Given records -
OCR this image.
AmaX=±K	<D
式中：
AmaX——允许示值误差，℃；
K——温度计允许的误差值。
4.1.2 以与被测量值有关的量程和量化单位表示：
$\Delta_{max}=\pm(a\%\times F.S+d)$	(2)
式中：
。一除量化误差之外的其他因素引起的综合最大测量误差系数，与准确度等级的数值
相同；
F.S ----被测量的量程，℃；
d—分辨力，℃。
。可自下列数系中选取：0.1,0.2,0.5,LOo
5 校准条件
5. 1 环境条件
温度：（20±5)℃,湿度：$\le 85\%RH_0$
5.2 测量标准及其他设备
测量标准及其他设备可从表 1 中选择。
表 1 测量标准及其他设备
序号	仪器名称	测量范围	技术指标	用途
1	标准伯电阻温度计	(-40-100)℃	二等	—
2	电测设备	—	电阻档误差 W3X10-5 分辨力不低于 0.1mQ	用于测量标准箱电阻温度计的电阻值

Problem requirements -
Repeat the records above exactly, from the first line to the last.

Final result -
OCR this image.
AmaX=±K	<D
式中：
AmaX——允许示值误差，℃；
K——温度计允许的误差值。
4.1.2 以与被测量值有关的量程和量化单位表示：
$\Delta_{max}=\pm(a\%\times F.S+d)$	(2)
式中：
。一除量化误差之外的其他因素引起的综合最大测量误差系数，与准确度等级的数值
相同；
F.S ----被测量的量程，℃；
d—分辨力，℃。
。可自下列数系中选取：0.1,0.2,0.5,LOo
5 校准条件
5. 1 环境条件
温度：（20±5)℃,湿度：$\le 85\%RH_0$
5.2 测量标准及其他设备
测量标准及其他设备可从表 1 中选择。
表 1 测量标准及其他设备
序号	仪器名称	测量范围	技术指标	用途
1	标准伯电阻温度计	(-40-100)℃	二等	—
2	电测设备	—	电阻档误差 W3X10-5 分辨力不低于 0.1mQ	用于测量标准箱电阻温度计的电阻值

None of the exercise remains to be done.